## DIRECTIONS
Locate every line that holds the string "содержание" and copy it.

## DATA FOR THIS TASK
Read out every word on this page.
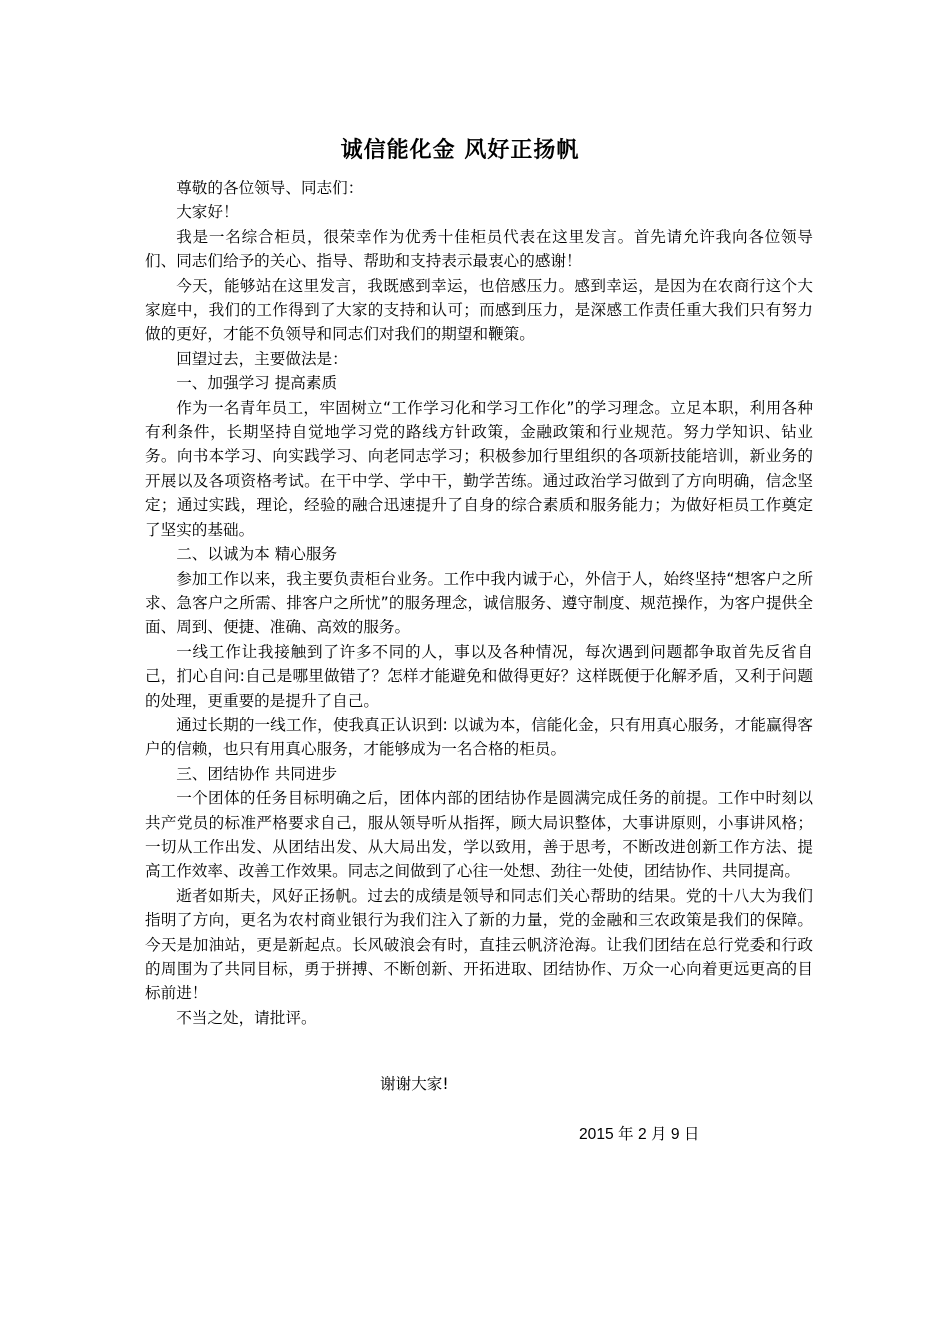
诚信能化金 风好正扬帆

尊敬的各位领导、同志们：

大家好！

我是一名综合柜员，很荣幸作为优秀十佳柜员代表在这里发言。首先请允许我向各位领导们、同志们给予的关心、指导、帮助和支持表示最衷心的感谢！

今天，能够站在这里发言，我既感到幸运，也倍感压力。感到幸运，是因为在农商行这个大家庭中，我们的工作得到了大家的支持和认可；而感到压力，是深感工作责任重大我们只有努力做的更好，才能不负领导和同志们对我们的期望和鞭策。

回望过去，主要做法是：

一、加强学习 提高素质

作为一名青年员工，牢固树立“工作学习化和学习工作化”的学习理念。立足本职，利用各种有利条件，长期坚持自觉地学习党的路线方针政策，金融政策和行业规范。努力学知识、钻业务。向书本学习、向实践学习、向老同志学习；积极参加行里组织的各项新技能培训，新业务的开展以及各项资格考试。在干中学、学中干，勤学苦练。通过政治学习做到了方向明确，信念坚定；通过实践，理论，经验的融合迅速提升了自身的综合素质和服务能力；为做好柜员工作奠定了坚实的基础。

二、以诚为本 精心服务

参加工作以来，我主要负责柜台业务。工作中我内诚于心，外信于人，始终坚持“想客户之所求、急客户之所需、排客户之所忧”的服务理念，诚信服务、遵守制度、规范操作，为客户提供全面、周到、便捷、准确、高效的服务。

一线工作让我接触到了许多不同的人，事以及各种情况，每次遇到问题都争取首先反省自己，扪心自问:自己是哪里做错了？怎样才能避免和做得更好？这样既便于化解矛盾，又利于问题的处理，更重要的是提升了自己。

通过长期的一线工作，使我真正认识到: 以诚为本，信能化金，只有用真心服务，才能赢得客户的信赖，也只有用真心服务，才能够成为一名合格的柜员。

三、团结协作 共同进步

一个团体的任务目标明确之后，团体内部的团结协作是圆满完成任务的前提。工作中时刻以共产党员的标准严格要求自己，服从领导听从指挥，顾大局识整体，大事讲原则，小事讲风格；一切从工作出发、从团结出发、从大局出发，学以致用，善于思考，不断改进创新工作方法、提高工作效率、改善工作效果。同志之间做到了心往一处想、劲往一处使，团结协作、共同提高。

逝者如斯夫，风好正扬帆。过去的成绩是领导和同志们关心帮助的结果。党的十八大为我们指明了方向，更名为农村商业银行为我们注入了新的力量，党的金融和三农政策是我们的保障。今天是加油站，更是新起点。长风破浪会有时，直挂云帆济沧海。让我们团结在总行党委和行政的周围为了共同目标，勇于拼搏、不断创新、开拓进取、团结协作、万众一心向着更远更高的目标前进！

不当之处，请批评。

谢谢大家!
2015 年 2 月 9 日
...
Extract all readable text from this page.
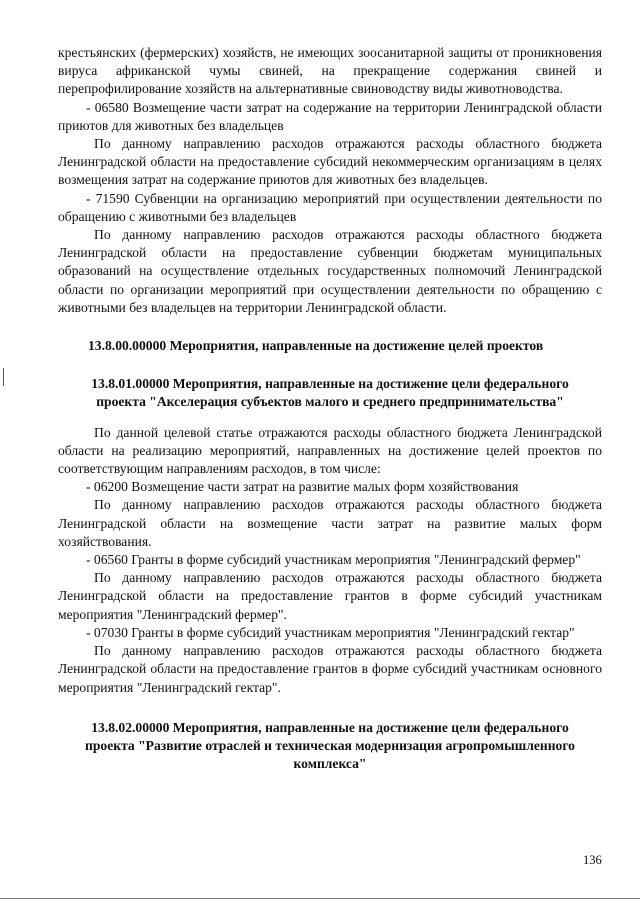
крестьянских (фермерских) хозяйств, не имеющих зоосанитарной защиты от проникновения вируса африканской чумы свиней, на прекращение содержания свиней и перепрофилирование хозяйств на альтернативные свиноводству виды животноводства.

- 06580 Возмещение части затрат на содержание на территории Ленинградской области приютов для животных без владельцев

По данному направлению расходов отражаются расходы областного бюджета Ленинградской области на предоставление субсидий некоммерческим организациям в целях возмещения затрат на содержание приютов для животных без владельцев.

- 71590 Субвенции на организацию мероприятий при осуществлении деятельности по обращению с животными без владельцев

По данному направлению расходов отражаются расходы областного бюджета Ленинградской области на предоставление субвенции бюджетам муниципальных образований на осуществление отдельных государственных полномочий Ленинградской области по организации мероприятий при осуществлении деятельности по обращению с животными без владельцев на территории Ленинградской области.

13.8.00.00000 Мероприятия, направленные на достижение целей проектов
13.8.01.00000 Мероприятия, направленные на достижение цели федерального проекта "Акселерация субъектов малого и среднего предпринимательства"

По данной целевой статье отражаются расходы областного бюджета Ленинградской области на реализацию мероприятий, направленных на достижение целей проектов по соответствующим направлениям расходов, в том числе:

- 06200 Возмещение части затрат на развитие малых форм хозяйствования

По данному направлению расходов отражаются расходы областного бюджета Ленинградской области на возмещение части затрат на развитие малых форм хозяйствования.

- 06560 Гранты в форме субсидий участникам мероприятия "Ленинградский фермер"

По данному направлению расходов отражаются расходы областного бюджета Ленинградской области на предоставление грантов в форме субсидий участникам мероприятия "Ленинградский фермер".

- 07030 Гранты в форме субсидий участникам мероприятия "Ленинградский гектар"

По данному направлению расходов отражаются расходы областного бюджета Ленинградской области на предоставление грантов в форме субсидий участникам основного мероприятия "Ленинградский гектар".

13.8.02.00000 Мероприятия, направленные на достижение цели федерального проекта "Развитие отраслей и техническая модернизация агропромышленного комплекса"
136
==
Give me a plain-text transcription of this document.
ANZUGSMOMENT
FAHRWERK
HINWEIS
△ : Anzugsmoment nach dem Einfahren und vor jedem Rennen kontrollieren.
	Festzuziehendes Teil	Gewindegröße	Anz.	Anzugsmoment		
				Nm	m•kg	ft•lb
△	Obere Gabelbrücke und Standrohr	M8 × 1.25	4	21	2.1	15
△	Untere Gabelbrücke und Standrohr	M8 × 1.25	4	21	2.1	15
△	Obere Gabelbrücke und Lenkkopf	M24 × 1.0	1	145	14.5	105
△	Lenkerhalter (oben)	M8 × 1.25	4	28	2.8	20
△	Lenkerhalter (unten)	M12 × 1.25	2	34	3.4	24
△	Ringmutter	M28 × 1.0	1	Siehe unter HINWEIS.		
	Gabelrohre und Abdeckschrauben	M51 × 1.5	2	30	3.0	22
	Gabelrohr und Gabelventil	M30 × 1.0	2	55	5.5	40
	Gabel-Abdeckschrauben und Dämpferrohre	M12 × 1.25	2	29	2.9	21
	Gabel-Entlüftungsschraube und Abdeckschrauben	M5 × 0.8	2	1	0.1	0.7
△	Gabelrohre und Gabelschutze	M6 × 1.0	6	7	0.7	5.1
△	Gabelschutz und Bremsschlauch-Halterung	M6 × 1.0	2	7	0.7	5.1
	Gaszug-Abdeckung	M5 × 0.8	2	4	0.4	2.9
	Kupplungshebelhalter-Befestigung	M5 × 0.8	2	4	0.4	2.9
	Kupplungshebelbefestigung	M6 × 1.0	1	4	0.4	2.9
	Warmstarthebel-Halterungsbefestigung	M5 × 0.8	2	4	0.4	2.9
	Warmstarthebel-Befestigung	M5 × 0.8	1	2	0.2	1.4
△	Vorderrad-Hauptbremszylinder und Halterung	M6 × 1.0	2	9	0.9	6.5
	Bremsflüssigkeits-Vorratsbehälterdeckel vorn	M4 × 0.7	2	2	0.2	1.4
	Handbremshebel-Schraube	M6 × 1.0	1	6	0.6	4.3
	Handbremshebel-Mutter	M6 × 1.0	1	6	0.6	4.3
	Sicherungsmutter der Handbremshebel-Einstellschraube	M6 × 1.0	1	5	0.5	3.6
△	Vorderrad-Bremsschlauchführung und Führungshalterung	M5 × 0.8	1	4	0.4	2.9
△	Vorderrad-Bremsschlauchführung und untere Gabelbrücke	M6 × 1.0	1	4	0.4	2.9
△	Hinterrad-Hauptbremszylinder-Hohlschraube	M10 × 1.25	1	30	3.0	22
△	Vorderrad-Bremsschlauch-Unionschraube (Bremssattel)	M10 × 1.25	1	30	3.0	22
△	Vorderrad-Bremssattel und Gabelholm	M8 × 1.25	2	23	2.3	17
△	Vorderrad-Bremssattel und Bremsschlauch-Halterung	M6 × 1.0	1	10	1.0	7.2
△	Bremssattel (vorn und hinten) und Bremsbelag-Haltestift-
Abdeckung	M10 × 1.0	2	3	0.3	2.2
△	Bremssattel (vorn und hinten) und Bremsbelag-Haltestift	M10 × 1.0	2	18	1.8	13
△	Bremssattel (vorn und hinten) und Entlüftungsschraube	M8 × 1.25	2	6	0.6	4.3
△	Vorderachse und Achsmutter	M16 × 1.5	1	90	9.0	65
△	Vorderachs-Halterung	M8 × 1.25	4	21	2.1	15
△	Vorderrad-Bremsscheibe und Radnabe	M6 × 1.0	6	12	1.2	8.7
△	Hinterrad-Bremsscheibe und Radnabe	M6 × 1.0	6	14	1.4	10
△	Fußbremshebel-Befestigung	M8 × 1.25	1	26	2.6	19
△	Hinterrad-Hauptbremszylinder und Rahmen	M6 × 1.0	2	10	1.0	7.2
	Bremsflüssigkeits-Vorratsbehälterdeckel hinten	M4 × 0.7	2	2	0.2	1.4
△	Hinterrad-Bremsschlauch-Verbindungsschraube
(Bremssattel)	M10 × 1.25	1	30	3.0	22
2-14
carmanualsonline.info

## COMPLETE ANSWER
- 06580 Возмещение части затрат на содержание на территории Ленинградской области приютов для животных без владельцев
По данному направлению расходов отражаются расходы областного бюджета Ленинградской области на предоставление субсидий некоммерческим организациям в целях возмещения затрат на содержание приютов для животных без владельцев.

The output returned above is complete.